Data entries for graphics
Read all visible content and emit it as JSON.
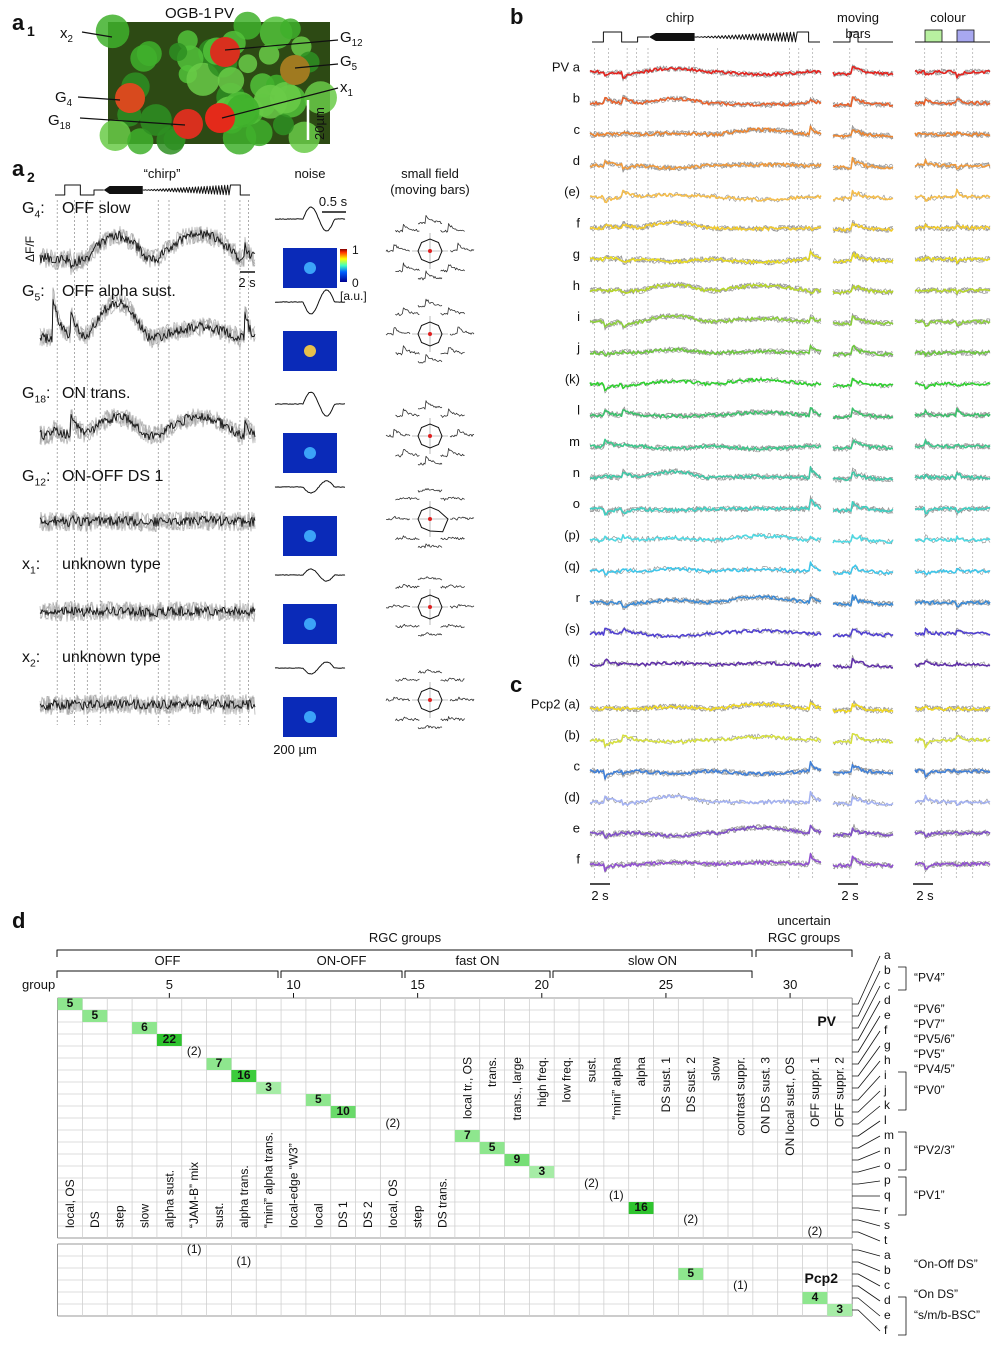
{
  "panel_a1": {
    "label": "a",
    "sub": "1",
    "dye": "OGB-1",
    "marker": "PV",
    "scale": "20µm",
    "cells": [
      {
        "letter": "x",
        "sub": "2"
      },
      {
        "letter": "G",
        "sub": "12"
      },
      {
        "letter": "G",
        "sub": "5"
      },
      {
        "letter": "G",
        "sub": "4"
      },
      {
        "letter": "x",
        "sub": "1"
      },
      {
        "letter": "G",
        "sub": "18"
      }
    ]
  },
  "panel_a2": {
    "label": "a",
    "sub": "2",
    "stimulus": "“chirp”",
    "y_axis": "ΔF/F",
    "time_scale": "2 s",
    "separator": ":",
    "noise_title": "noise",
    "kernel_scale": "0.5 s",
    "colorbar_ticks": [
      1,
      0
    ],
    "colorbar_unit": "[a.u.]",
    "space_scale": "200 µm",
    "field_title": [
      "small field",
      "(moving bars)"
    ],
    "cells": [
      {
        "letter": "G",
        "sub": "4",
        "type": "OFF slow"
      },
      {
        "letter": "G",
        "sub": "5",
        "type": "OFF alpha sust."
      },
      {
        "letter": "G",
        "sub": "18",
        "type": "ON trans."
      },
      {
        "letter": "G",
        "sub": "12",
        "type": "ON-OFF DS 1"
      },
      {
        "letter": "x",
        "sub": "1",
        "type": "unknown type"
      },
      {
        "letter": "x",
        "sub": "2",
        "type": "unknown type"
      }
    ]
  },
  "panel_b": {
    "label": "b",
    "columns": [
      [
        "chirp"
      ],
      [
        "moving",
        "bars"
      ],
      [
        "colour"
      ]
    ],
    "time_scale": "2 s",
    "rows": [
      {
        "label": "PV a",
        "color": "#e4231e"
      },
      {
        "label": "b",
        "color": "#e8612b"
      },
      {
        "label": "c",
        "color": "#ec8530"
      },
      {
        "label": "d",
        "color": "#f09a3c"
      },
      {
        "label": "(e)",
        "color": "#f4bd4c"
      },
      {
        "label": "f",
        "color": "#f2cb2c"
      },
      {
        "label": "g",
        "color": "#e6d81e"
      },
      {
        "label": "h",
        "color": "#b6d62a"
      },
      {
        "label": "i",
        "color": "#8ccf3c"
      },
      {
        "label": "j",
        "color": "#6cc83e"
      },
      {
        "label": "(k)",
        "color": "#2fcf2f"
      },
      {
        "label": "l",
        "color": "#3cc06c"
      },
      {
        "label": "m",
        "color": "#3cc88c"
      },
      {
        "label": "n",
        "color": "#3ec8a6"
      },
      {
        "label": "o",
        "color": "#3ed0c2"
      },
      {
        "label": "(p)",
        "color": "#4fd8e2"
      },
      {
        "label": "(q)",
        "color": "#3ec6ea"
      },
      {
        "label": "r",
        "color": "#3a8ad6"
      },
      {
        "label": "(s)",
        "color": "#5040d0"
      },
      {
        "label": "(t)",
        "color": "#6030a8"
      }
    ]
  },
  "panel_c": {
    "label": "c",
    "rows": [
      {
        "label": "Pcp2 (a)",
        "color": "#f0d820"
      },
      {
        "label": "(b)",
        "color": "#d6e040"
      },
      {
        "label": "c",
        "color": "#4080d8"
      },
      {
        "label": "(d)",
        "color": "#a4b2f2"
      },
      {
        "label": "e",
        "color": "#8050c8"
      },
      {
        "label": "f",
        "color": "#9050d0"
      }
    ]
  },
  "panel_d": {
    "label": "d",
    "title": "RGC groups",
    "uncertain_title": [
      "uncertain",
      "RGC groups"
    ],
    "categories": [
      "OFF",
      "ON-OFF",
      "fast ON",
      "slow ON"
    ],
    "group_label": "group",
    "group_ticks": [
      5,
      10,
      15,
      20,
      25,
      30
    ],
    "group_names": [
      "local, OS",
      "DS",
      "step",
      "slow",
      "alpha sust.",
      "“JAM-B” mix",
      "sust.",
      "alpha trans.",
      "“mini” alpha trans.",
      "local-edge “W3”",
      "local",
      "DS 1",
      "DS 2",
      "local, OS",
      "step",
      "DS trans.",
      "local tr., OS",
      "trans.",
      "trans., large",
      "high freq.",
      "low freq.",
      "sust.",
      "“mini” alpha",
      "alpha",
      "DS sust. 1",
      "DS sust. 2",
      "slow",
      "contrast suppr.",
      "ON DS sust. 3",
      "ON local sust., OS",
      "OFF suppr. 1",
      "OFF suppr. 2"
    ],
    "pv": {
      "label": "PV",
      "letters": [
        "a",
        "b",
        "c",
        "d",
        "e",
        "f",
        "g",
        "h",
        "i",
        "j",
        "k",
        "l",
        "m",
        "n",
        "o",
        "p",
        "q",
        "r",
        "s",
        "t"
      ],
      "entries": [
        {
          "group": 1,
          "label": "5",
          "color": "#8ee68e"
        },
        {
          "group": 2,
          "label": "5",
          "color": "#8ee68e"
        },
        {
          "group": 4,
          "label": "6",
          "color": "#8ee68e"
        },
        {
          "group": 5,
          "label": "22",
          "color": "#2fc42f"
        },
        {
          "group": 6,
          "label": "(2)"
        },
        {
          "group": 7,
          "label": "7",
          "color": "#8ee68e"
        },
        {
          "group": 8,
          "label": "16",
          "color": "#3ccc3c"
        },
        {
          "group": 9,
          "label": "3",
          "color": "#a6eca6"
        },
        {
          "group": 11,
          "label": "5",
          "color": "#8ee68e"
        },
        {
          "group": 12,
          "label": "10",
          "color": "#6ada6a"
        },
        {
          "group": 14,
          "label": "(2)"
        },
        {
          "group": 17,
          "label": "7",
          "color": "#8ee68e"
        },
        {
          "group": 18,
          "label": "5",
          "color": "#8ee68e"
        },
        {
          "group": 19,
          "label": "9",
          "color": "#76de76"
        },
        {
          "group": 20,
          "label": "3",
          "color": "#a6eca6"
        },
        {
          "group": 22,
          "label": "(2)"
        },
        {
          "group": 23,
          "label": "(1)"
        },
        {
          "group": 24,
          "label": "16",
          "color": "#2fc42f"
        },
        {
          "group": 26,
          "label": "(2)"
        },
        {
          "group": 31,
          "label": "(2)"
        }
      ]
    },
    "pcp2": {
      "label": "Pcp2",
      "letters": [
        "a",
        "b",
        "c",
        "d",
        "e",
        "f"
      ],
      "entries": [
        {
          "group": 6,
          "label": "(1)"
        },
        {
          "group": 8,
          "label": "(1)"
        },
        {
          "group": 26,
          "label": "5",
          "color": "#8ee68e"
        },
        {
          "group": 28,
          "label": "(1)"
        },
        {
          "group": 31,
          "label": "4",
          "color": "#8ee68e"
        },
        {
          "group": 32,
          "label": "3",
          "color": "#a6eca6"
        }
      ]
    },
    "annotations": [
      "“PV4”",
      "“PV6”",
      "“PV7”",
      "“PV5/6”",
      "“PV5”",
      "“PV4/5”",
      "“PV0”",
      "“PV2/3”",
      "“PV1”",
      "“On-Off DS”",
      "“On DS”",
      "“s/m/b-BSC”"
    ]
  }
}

_What you will do_.
Exclude all images and restate the records above word for word.

_Output_.
Read all visible content and emit it as JSON.
{
  "panel_a1": {
    "label": "a",
    "sub": "1",
    "dye": "OGB-1",
    "marker": "PV",
    "scale": "20µm",
    "cells": [
      {
        "letter": "x",
        "sub": "2"
      },
      {
        "letter": "G",
        "sub": "12"
      },
      {
        "letter": "G",
        "sub": "5"
      },
      {
        "letter": "G",
        "sub": "4"
      },
      {
        "letter": "x",
        "sub": "1"
      },
      {
        "letter": "G",
        "sub": "18"
      }
    ]
  },
  "panel_a2": {
    "label": "a",
    "sub": "2",
    "stimulus": "“chirp”",
    "y_axis": "ΔF/F",
    "time_scale": "2 s",
    "separator": ":",
    "noise_title": "noise",
    "kernel_scale": "0.5 s",
    "colorbar_ticks": [
      1,
      0
    ],
    "colorbar_unit": "[a.u.]",
    "space_scale": "200 µm",
    "field_title": [
      "small field",
      "(moving bars)"
    ],
    "cells": [
      {
        "letter": "G",
        "sub": "4",
        "type": "OFF slow"
      },
      {
        "letter": "G",
        "sub": "5",
        "type": "OFF alpha sust."
      },
      {
        "letter": "G",
        "sub": "18",
        "type": "ON trans."
      },
      {
        "letter": "G",
        "sub": "12",
        "type": "ON-OFF DS 1"
      },
      {
        "letter": "x",
        "sub": "1",
        "type": "unknown type"
      },
      {
        "letter": "x",
        "sub": "2",
        "type": "unknown type"
      }
    ]
  },
  "panel_b": {
    "label": "b",
    "columns": [
      [
        "chirp"
      ],
      [
        "moving",
        "bars"
      ],
      [
        "colour"
      ]
    ],
    "time_scale": "2 s",
    "rows": [
      {
        "label": "PV a",
        "color": "#e4231e"
      },
      {
        "label": "b",
        "color": "#e8612b"
      },
      {
        "label": "c",
        "color": "#ec8530"
      },
      {
        "label": "d",
        "color": "#f09a3c"
      },
      {
        "label": "(e)",
        "color": "#f4bd4c"
      },
      {
        "label": "f",
        "color": "#f2cb2c"
      },
      {
        "label": "g",
        "color": "#e6d81e"
      },
      {
        "label": "h",
        "color": "#b6d62a"
      },
      {
        "label": "i",
        "color": "#8ccf3c"
      },
      {
        "label": "j",
        "color": "#6cc83e"
      },
      {
        "label": "(k)",
        "color": "#2fcf2f"
      },
      {
        "label": "l",
        "color": "#3cc06c"
      },
      {
        "label": "m",
        "color": "#3cc88c"
      },
      {
        "label": "n",
        "color": "#3ec8a6"
      },
      {
        "label": "o",
        "color": "#3ed0c2"
      },
      {
        "label": "(p)",
        "color": "#4fd8e2"
      },
      {
        "label": "(q)",
        "color": "#3ec6ea"
      },
      {
        "label": "r",
        "color": "#3a8ad6"
      },
      {
        "label": "(s)",
        "color": "#5040d0"
      },
      {
        "label": "(t)",
        "color": "#6030a8"
      }
    ]
  },
  "panel_c": {
    "label": "c",
    "rows": [
      {
        "label": "Pcp2 (a)",
        "color": "#f0d820"
      },
      {
        "label": "(b)",
        "color": "#d6e040"
      },
      {
        "label": "c",
        "color": "#4080d8"
      },
      {
        "label": "(d)",
        "color": "#a4b2f2"
      },
      {
        "label": "e",
        "color": "#8050c8"
      },
      {
        "label": "f",
        "color": "#9050d0"
      }
    ]
  },
  "panel_d": {
    "label": "d",
    "title": "RGC groups",
    "uncertain_title": [
      "uncertain",
      "RGC groups"
    ],
    "categories": [
      "OFF",
      "ON-OFF",
      "fast ON",
      "slow ON"
    ],
    "group_label": "group",
    "group_ticks": [
      5,
      10,
      15,
      20,
      25,
      30
    ],
    "group_names": [
      "local, OS",
      "DS",
      "step",
      "slow",
      "alpha sust.",
      "“JAM-B” mix",
      "sust.",
      "alpha trans.",
      "“mini” alpha trans.",
      "local-edge “W3”",
      "local",
      "DS 1",
      "DS 2",
      "local, OS",
      "step",
      "DS trans.",
      "local tr., OS",
      "trans.",
      "trans., large",
      "high freq.",
      "low freq.",
      "sust.",
      "“mini” alpha",
      "alpha",
      "DS sust. 1",
      "DS sust. 2",
      "slow",
      "contrast suppr.",
      "ON DS sust. 3",
      "ON local sust., OS",
      "OFF suppr. 1",
      "OFF suppr. 2"
    ],
    "pv": {
      "label": "PV",
      "letters": [
        "a",
        "b",
        "c",
        "d",
        "e",
        "f",
        "g",
        "h",
        "i",
        "j",
        "k",
        "l",
        "m",
        "n",
        "o",
        "p",
        "q",
        "r",
        "s",
        "t"
      ],
      "entries": [
        {
          "group": 1,
          "label": "5",
          "color": "#8ee68e"
        },
        {
          "group": 2,
          "label": "5",
          "color": "#8ee68e"
        },
        {
          "group": 4,
          "label": "6",
          "color": "#8ee68e"
        },
        {
          "group": 5,
          "label": "22",
          "color": "#2fc42f"
        },
        {
          "group": 6,
          "label": "(2)"
        },
        {
          "group": 7,
          "label": "7",
          "color": "#8ee68e"
        },
        {
          "group": 8,
          "label": "16",
          "color": "#3ccc3c"
        },
        {
          "group": 9,
          "label": "3",
          "color": "#a6eca6"
        },
        {
          "group": 11,
          "label": "5",
          "color": "#8ee68e"
        },
        {
          "group": 12,
          "label": "10",
          "color": "#6ada6a"
        },
        {
          "group": 14,
          "label": "(2)"
        },
        {
          "group": 17,
          "label": "7",
          "color": "#8ee68e"
        },
        {
          "group": 18,
          "label": "5",
          "color": "#8ee68e"
        },
        {
          "group": 19,
          "label": "9",
          "color": "#76de76"
        },
        {
          "group": 20,
          "label": "3",
          "color": "#a6eca6"
        },
        {
          "group": 22,
          "label": "(2)"
        },
        {
          "group": 23,
          "label": "(1)"
        },
        {
          "group": 24,
          "label": "16",
          "color": "#2fc42f"
        },
        {
          "group": 26,
          "label": "(2)"
        },
        {
          "group": 31,
          "label": "(2)"
        }
      ]
    },
    "pcp2": {
      "label": "Pcp2",
      "letters": [
        "a",
        "b",
        "c",
        "d",
        "e",
        "f"
      ],
      "entries": [
        {
          "group": 6,
          "label": "(1)"
        },
        {
          "group": 8,
          "label": "(1)"
        },
        {
          "group": 26,
          "label": "5",
          "color": "#8ee68e"
        },
        {
          "group": 28,
          "label": "(1)"
        },
        {
          "group": 31,
          "label": "4",
          "color": "#8ee68e"
        },
        {
          "group": 32,
          "label": "3",
          "color": "#a6eca6"
        }
      ]
    },
    "annotations": [
      "“PV4”",
      "“PV6”",
      "“PV7”",
      "“PV5/6”",
      "“PV5”",
      "“PV4/5”",
      "“PV0”",
      "“PV2/3”",
      "“PV1”",
      "“On-Off DS”",
      "“On DS”",
      "“s/m/b-BSC”"
    ]
  }
}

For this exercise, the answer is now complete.